THE REQUEST —
Reproduce the records exactly.

--- Start ---

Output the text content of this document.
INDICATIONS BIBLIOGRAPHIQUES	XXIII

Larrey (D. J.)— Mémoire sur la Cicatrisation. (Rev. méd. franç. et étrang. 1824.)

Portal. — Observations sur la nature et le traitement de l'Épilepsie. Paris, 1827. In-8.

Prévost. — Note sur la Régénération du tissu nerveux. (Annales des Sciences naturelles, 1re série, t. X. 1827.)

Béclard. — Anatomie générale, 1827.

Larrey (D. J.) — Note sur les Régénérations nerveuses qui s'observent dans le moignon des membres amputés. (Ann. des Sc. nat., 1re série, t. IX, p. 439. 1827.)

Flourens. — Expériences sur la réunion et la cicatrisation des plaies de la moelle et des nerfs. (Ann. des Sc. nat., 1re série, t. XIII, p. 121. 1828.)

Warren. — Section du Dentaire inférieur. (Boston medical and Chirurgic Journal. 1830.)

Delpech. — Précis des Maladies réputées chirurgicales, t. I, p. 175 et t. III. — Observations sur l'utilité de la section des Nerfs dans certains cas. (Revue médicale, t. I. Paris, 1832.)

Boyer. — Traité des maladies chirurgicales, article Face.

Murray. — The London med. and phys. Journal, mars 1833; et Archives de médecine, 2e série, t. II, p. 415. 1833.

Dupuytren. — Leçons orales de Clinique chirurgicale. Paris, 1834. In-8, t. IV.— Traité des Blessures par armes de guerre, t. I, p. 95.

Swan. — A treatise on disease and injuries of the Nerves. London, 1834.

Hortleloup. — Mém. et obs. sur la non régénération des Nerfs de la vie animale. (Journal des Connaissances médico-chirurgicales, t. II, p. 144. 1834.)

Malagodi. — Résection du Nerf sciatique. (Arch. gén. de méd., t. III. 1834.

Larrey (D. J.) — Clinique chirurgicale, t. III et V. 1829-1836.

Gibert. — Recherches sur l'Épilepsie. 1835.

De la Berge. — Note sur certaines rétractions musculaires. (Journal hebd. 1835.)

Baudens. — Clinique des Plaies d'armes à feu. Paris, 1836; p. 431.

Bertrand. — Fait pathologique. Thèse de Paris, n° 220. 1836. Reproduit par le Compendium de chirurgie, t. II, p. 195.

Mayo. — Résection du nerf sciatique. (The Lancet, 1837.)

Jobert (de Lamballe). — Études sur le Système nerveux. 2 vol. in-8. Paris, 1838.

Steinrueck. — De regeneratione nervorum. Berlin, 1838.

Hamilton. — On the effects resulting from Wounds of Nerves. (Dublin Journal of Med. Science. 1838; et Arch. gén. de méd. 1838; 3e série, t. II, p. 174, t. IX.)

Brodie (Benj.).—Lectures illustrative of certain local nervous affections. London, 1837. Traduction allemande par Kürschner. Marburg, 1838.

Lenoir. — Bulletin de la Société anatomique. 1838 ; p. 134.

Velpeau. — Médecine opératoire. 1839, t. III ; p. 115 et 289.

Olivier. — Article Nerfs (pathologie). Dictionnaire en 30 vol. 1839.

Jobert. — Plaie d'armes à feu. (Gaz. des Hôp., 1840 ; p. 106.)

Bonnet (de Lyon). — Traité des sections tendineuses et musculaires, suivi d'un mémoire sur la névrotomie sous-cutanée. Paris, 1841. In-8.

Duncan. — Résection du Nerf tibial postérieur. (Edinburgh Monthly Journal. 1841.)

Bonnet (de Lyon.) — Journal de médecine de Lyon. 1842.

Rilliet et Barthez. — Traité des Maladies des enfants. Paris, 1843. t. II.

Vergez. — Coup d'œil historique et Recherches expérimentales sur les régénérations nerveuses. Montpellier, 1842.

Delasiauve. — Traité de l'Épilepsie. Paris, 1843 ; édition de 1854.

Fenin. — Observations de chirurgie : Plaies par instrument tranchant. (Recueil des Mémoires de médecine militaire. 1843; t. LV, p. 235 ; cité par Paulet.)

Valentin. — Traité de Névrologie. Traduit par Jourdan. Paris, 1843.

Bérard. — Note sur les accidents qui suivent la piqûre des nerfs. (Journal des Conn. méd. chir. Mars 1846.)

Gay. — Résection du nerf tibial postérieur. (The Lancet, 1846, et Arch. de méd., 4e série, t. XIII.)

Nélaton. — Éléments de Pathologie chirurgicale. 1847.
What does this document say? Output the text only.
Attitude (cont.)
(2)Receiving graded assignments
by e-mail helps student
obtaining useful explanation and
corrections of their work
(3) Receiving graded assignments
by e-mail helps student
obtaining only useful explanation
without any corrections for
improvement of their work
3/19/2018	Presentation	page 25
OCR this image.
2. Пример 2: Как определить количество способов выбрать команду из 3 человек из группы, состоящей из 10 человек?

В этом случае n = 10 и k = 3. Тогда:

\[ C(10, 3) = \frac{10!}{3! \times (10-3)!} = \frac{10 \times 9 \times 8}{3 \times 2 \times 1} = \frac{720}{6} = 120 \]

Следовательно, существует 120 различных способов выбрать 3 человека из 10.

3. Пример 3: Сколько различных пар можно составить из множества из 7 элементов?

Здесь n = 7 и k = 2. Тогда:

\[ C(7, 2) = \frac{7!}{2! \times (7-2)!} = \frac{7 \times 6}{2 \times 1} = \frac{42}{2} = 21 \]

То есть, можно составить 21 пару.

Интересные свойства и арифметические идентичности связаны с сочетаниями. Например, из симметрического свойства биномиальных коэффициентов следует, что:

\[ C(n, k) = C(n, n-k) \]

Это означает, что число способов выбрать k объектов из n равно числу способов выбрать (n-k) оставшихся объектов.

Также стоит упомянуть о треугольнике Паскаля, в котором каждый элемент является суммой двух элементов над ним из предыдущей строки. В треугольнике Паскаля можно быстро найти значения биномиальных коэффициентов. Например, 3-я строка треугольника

--- End ---

ANSWER TO THE EXERCISE —
Output the text content of this document.
INDICATIONS BIBLIOGRAPHIQUES	XXIII

Larrey (D. J.)— Mémoire sur la Cicatrisation. (Rev. méd. franç. et étrang. 1824.)

Portal. — Observations sur la nature et le traitement de l'Épilepsie. Paris, 1827. In-8.

Prévost. — Note sur la Régénération du tissu nerveux. (Annales des Sciences naturelles, 1re série, t. X. 1827.)

Béclard. — Anatomie générale, 1827.

Larrey (D. J.) — Note sur les Régénérations nerveuses qui s'observent dans le moignon des membres amputés. (Ann. des Sc. nat., 1re série, t. IX, p. 439. 1827.)

Flourens. — Expériences sur la réunion et la cicatrisation des plaies de la moelle et des nerfs. (Ann. des Sc. nat., 1re série, t. XIII, p. 121. 1828.)

Warren. — Section du Dentaire inférieur. (Boston medical and Chirurgic Journal. 1830.)

Delpech. — Précis des Maladies réputées chirurgicales, t. I, p. 175 et t. III. — Observations sur l'utilité de la section des Nerfs dans certains cas. (Revue médicale, t. I. Paris, 1832.)

Boyer. — Traité des maladies chirurgicales, article Face.

Murray. — The London med. and phys. Journal, mars 1833; et Archives de médecine, 2e série, t. II, p. 415. 1833.

Dupuytren. — Leçons orales de Clinique chirurgicale. Paris, 1834. In-8, t. IV.— Traité des Blessures par armes de guerre, t. I, p. 95.

Swan. — A treatise on disease and injuries of the Nerves. London, 1834.

Hortleloup. — Mém. et obs. sur la non régénération des Nerfs de la vie animale. (Journal des Connaissances médico-chirurgicales, t. II, p. 144. 1834.)

Malagodi. — Résection du Nerf sciatique. (Arch. gén. de méd., t. III. 1834.

Larrey (D. J.) — Clinique chirurgicale, t. III et V. 1829-1836.

Gibert. — Recherches sur l'Épilepsie. 1835.

De la Berge. — Note sur certaines rétractions musculaires. (Journal hebd. 1835.)

Baudens. — Clinique des Plaies d'armes à feu. Paris, 1836; p. 431.

Bertrand. — Fait pathologique. Thèse de Paris, n° 220. 1836. Reproduit par le Compendium de chirurgie, t. II, p. 195.

Mayo. — Résection du nerf sciatique. (The Lancet, 1837.)

Jobert (de Lamballe). — Études sur le Système nerveux. 2 vol. in-8. Paris, 1838.

Steinrueck. — De regeneratione nervorum. Berlin, 1838.

Hamilton. — On the effects resulting from Wounds of Nerves. (Dublin Journal of Med. Science. 1838; et Arch. gén. de méd. 1838; 3e série, t. II, p. 174, t. IX.)

Brodie (Benj.).—Lectures illustrative of certain local nervous affections. London, 1837. Traduction allemande par Kürschner. Marburg, 1838.

Lenoir. — Bulletin de la Société anatomique. 1838 ; p. 134.

Velpeau. — Médecine opératoire. 1839, t. III ; p. 115 et 289.

Olivier. — Article Nerfs (pathologie). Dictionnaire en 30 vol. 1839.

Jobert. — Plaie d'armes à feu. (Gaz. des Hôp., 1840 ; p. 106.)

Bonnet (de Lyon). — Traité des sections tendineuses et musculaires, suivi d'un mémoire sur la névrotomie sous-cutanée. Paris, 1841. In-8.

Duncan. — Résection du Nerf tibial postérieur. (Edinburgh Monthly Journal. 1841.)

Bonnet (de Lyon.) — Journal de médecine de Lyon. 1842.

Rilliet et Barthez. — Traité des Maladies des enfants. Paris, 1843. t. II.

Vergez. — Coup d'œil historique et Recherches expérimentales sur les régénérations nerveuses. Montpellier, 1842.

Delasiauve. — Traité de l'Épilepsie. Paris, 1843 ; édition de 1854.

Fenin. — Observations de chirurgie : Plaies par instrument tranchant. (Recueil des Mémoires de médecine militaire. 1843; t. LV, p. 235 ; cité par Paulet.)

Valentin. — Traité de Névrologie. Traduit par Jourdan. Paris, 1843.

Bérard. — Note sur les accidents qui suivent la piqûre des nerfs. (Journal des Conn. méd. chir. Mars 1846.)

Gay. — Résection du nerf tibial postérieur. (The Lancet, 1846, et Arch. de méd., 4e série, t. XIII.)

Nélaton. — Éléments de Pathologie chirurgicale. 1847.
What does this document say? Output the text only.
Attitude (cont.)
(2)Receiving graded assignments
by e-mail helps student
obtaining useful explanation and
corrections of their work
(3) Receiving graded assignments
by e-mail helps student
obtaining only useful explanation
without any corrections for
improvement of their work
3/19/2018	Presentation	page 25
OCR this image.
2. Пример 2: Как определить количество способов выбрать команду из 3 человек из группы, состоящей из 10 человек?

В этом случае n = 10 и k = 3. Тогда:

\[ C(10, 3) = \frac{10!}{3! \times (10-3)!} = \frac{10 \times 9 \times 8}{3 \times 2 \times 1} = \frac{720}{6} = 120 \]

Следовательно, существует 120 различных способов выбрать 3 человека из 10.

3. Пример 3: Сколько различных пар можно составить из множества из 7 элементов?

Здесь n = 7 и k = 2. Тогда:

\[ C(7, 2) = \frac{7!}{2! \times (7-2)!} = \frac{7 \times 6}{2 \times 1} = \frac{42}{2} = 21 \]

То есть, можно составить 21 пару.

Интересные свойства и арифметические идентичности связаны с сочетаниями. Например, из симметрического свойства биномиальных коэффициентов следует, что:

\[ C(n, k) = C(n, n-k) \]

Это означает, что число способов выбрать k объектов из n равно числу способов выбрать (n-k) оставшихся объектов.

Также стоит упомянуть о треугольнике Паскаля, в котором каждый элемент является суммой двух элементов над ним из предыдущей строки. В треугольнике Паскаля можно быстро найти значения биномиальных коэффициентов. Например, 3-я строка треугольника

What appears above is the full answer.